• _TASK TO COMPLETE_
Transcribe the listing in full, excluding any pictures.

• _DATA FOR THIS TASK_
/---
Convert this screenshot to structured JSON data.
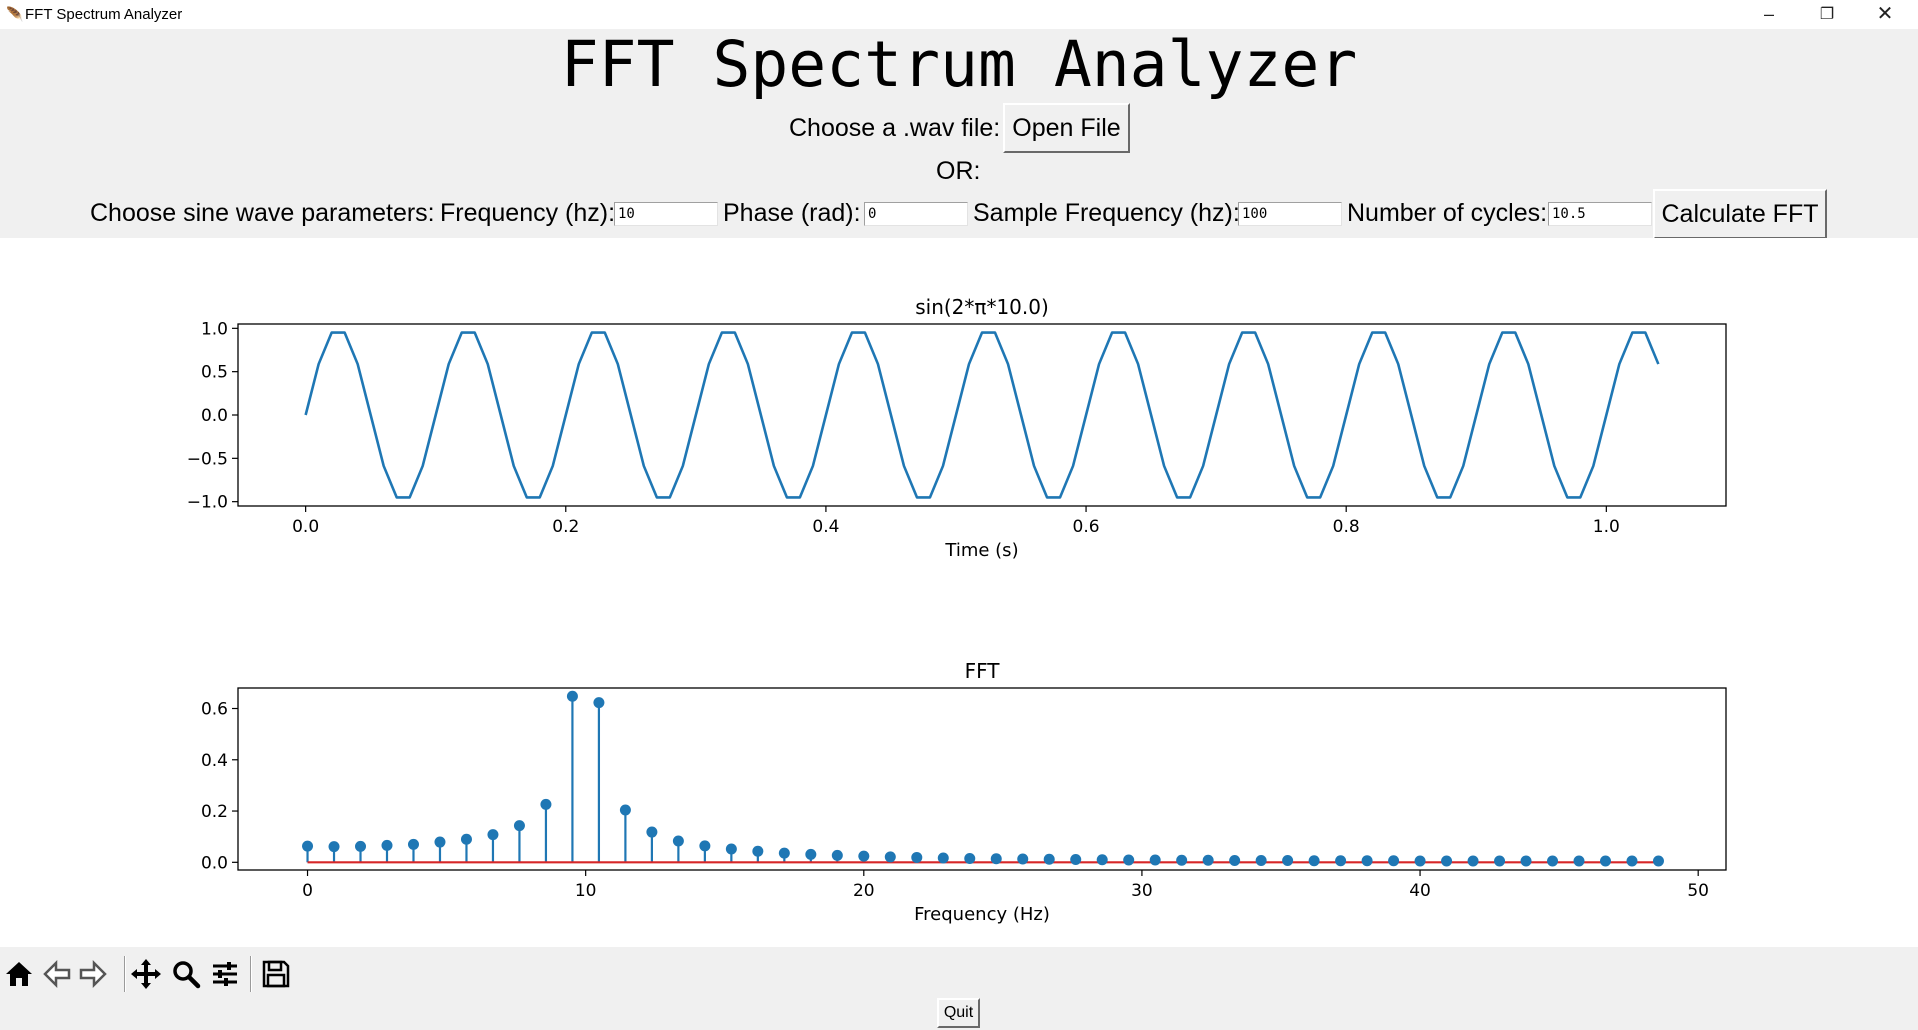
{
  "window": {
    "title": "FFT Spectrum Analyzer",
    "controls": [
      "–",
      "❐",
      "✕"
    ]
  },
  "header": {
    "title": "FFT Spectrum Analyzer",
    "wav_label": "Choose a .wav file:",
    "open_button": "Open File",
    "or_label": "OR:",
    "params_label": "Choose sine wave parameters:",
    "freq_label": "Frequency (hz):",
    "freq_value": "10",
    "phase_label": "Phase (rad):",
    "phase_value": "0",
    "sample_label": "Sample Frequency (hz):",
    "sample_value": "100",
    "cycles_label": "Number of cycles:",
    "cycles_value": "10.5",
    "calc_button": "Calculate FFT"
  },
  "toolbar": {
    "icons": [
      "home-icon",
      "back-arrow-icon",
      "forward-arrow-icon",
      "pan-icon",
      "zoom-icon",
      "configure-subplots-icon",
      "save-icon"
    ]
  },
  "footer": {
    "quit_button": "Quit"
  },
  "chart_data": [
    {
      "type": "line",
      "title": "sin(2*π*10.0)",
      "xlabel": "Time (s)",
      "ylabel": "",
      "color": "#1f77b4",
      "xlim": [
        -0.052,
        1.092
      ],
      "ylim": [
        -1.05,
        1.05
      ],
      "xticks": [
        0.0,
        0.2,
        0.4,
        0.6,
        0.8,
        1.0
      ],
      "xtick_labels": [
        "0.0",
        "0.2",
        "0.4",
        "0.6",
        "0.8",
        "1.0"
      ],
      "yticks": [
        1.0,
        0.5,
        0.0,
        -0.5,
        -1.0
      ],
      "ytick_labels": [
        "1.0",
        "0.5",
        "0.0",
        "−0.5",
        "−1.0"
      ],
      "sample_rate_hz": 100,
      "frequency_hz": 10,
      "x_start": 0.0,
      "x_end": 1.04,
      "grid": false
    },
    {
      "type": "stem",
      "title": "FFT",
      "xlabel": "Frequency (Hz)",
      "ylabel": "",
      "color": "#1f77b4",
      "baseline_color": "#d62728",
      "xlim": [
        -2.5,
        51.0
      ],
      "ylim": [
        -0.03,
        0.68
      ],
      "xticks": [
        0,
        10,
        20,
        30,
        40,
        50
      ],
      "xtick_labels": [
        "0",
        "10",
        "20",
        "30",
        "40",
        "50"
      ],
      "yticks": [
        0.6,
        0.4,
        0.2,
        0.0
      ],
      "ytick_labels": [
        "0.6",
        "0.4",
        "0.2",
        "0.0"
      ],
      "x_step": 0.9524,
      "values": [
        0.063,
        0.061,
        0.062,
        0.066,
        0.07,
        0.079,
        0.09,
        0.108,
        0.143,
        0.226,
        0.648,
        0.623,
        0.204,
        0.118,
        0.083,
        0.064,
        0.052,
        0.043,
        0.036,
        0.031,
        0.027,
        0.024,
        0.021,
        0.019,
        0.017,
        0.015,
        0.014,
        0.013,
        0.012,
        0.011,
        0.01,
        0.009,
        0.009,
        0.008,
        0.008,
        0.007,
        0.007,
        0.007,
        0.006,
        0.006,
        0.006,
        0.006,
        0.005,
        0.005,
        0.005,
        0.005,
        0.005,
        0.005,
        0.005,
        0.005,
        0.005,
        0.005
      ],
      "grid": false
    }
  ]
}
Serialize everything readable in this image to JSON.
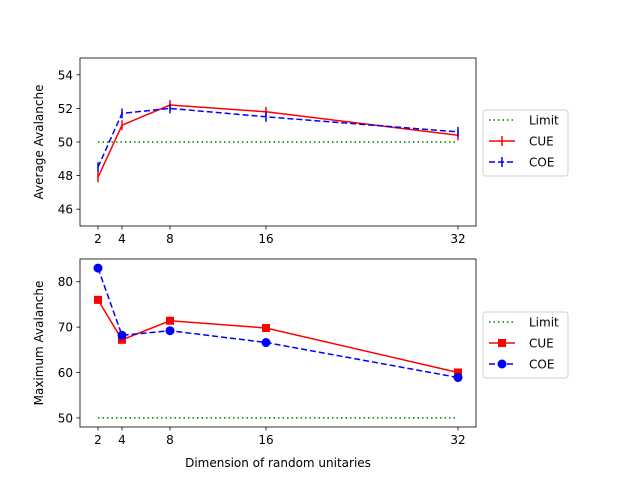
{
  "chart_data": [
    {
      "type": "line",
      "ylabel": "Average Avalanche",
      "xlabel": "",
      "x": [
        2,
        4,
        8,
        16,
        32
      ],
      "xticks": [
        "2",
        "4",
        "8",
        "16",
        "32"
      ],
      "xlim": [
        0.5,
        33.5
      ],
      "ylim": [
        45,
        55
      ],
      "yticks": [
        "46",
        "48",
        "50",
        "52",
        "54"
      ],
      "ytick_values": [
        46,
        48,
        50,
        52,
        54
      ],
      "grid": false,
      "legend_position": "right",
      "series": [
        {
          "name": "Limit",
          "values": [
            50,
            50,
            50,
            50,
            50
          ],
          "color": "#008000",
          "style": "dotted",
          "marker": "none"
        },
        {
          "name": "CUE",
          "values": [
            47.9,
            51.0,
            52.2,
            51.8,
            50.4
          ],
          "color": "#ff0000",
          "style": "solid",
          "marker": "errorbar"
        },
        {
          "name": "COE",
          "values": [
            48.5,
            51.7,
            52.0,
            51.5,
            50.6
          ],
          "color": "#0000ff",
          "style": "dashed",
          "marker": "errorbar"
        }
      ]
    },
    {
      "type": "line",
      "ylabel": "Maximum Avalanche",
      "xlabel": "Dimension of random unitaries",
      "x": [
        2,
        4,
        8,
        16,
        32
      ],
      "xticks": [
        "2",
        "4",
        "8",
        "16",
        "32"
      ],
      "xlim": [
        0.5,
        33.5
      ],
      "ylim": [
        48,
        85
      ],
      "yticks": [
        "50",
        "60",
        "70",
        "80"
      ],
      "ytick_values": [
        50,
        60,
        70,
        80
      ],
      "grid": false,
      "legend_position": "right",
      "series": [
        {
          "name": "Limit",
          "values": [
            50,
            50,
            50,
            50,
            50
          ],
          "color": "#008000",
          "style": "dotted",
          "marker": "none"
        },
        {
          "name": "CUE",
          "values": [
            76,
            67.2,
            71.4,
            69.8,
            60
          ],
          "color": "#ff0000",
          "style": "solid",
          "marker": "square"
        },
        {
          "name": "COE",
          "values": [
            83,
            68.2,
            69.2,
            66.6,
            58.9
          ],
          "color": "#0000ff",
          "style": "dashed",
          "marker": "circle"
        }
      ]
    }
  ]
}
\---
• _EXERCISE OUTPUT_
Convert this screenshot to structured JSON data.
{
  "window": {
    "title": "FFT Spectrum Analyzer",
    "controls": [
      "–",
      "❐",
      "✕"
    ]
  },
  "header": {
    "title": "FFT Spectrum Analyzer",
    "wav_label": "Choose a .wav file:",
    "open_button": "Open File",
    "or_label": "OR:",
    "params_label": "Choose sine wave parameters:",
    "freq_label": "Frequency (hz):",
    "freq_value": "10",
    "phase_label": "Phase (rad):",
    "phase_value": "0",
    "sample_label": "Sample Frequency (hz):",
    "sample_value": "100",
    "cycles_label": "Number of cycles:",
    "cycles_value": "10.5",
    "calc_button": "Calculate FFT"
  },
  "toolbar": {
    "icons": [
      "home-icon",
      "back-arrow-icon",
      "forward-arrow-icon",
      "pan-icon",
      "zoom-icon",
      "configure-subplots-icon",
      "save-icon"
    ]
  },
  "footer": {
    "quit_button": "Quit"
  },
  "chart_data": [
    {
      "type": "line",
      "title": "sin(2*π*10.0)",
      "xlabel": "Time (s)",
      "ylabel": "",
      "color": "#1f77b4",
      "xlim": [
        -0.052,
        1.092
      ],
      "ylim": [
        -1.05,
        1.05
      ],
      "xticks": [
        0.0,
        0.2,
        0.4,
        0.6,
        0.8,
        1.0
      ],
      "xtick_labels": [
        "0.0",
        "0.2",
        "0.4",
        "0.6",
        "0.8",
        "1.0"
      ],
      "yticks": [
        1.0,
        0.5,
        0.0,
        -0.5,
        -1.0
      ],
      "ytick_labels": [
        "1.0",
        "0.5",
        "0.0",
        "−0.5",
        "−1.0"
      ],
      "sample_rate_hz": 100,
      "frequency_hz": 10,
      "x_start": 0.0,
      "x_end": 1.04,
      "grid": false
    },
    {
      "type": "stem",
      "title": "FFT",
      "xlabel": "Frequency (Hz)",
      "ylabel": "",
      "color": "#1f77b4",
      "baseline_color": "#d62728",
      "xlim": [
        -2.5,
        51.0
      ],
      "ylim": [
        -0.03,
        0.68
      ],
      "xticks": [
        0,
        10,
        20,
        30,
        40,
        50
      ],
      "xtick_labels": [
        "0",
        "10",
        "20",
        "30",
        "40",
        "50"
      ],
      "yticks": [
        0.6,
        0.4,
        0.2,
        0.0
      ],
      "ytick_labels": [
        "0.6",
        "0.4",
        "0.2",
        "0.0"
      ],
      "x_step": 0.9524,
      "values": [
        0.063,
        0.061,
        0.062,
        0.066,
        0.07,
        0.079,
        0.09,
        0.108,
        0.143,
        0.226,
        0.648,
        0.623,
        0.204,
        0.118,
        0.083,
        0.064,
        0.052,
        0.043,
        0.036,
        0.031,
        0.027,
        0.024,
        0.021,
        0.019,
        0.017,
        0.015,
        0.014,
        0.013,
        0.012,
        0.011,
        0.01,
        0.009,
        0.009,
        0.008,
        0.008,
        0.007,
        0.007,
        0.007,
        0.006,
        0.006,
        0.006,
        0.006,
        0.005,
        0.005,
        0.005,
        0.005,
        0.005,
        0.005,
        0.005,
        0.005,
        0.005,
        0.005
      ],
      "grid": false
    }
  ]
}
Serialize everything readable in this image to JSON.
{
  "chart_data": [
    {
      "type": "line",
      "ylabel": "Average Avalanche",
      "xlabel": "",
      "x": [
        2,
        4,
        8,
        16,
        32
      ],
      "xticks": [
        "2",
        "4",
        "8",
        "16",
        "32"
      ],
      "xlim": [
        0.5,
        33.5
      ],
      "ylim": [
        45,
        55
      ],
      "yticks": [
        "46",
        "48",
        "50",
        "52",
        "54"
      ],
      "ytick_values": [
        46,
        48,
        50,
        52,
        54
      ],
      "grid": false,
      "legend_position": "right",
      "series": [
        {
          "name": "Limit",
          "values": [
            50,
            50,
            50,
            50,
            50
          ],
          "color": "#008000",
          "style": "dotted",
          "marker": "none"
        },
        {
          "name": "CUE",
          "values": [
            47.9,
            51.0,
            52.2,
            51.8,
            50.4
          ],
          "color": "#ff0000",
          "style": "solid",
          "marker": "errorbar"
        },
        {
          "name": "COE",
          "values": [
            48.5,
            51.7,
            52.0,
            51.5,
            50.6
          ],
          "color": "#0000ff",
          "style": "dashed",
          "marker": "errorbar"
        }
      ]
    },
    {
      "type": "line",
      "ylabel": "Maximum Avalanche",
      "xlabel": "Dimension of random unitaries",
      "x": [
        2,
        4,
        8,
        16,
        32
      ],
      "xticks": [
        "2",
        "4",
        "8",
        "16",
        "32"
      ],
      "xlim": [
        0.5,
        33.5
      ],
      "ylim": [
        48,
        85
      ],
      "yticks": [
        "50",
        "60",
        "70",
        "80"
      ],
      "ytick_values": [
        50,
        60,
        70,
        80
      ],
      "grid": false,
      "legend_position": "right",
      "series": [
        {
          "name": "Limit",
          "values": [
            50,
            50,
            50,
            50,
            50
          ],
          "color": "#008000",
          "style": "dotted",
          "marker": "none"
        },
        {
          "name": "CUE",
          "values": [
            76,
            67.2,
            71.4,
            69.8,
            60
          ],
          "color": "#ff0000",
          "style": "solid",
          "marker": "square"
        },
        {
          "name": "COE",
          "values": [
            83,
            68.2,
            69.2,
            66.6,
            58.9
          ],
          "color": "#0000ff",
          "style": "dashed",
          "marker": "circle"
        }
      ]
    }
  ]
}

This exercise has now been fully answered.